* What to produce
Only the pictures stay out; every record is to be quoted exactly.

--- --- ---

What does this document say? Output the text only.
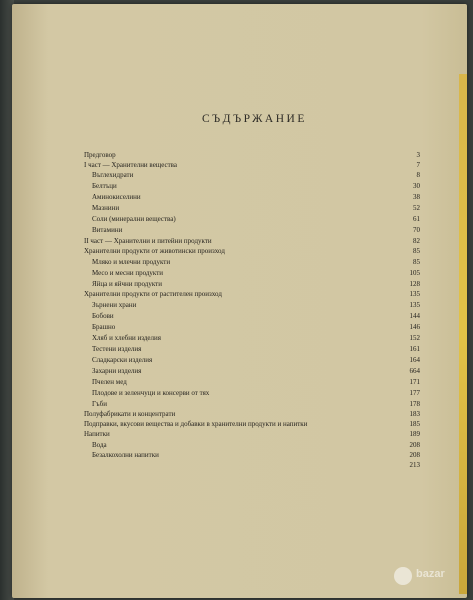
СЪДЪРЖАНИЕ
Предговор	3
І част — Хранителни вещества	7
Въглехидрати	8
Белтъци	30
Аминокиселини	38
Мазнини	52
Соли (минерални вещества)	61
Витамини	70
ІІ част — Хранителни и питейни продукти	82
Хранителни продукти от животински произход	85
Мляко и млечни продукти	85
Месо и месни продукти	105
Яйца и яйчни продукти	128
Хранителни продукти от растителен произход	135
Зърнени храни	135
Бобови	144
Брашно	146
Хляб и хлебни изделия	152
Тестени изделия	161
Сладкарски изделия	164
Захарни изделия	664
Пчелен мед	171
Плодове и зеленчуци и консерви от тях	177
Гъби	178
Полуфабрикати и концентрати	183
Подправки, вкусови вещества и добавки в хранителни продукти и напитки	185
Напитки	189
Вода	208
Безалкохолни напитки	208
213
bazar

--- --- ---

* Full output
What does this document say? Output the text only.
СЪДЪРЖАНИЕ
Предговор	3
І част — Хранителни вещества	7
Въглехидрати	8
Белтъци	30
Аминокиселини	38
Мазнини	52
Соли (минерални вещества)	61
Витамини	70
ІІ част — Хранителни и питейни продукти	82
Хранителни продукти от животински произход	85
Мляко и млечни продукти	85
Месо и месни продукти	105
Яйца и яйчни продукти	128
Хранителни продукти от растителен произход	135
Зърнени храни	135
Бобови	144
Брашно	146
Хляб и хлебни изделия	152
Тестени изделия	161
Сладкарски изделия	164
Захарни изделия	664
Пчелен мед	171
Плодове и зеленчуци и консерви от тях	177
Гъби	178
Полуфабрикати и концентрати	183
Подправки, вкусови вещества и добавки в хранителни продукти и напитки	185
Напитки	189
Вода	208
Безалкохолни напитки	208
213
bazar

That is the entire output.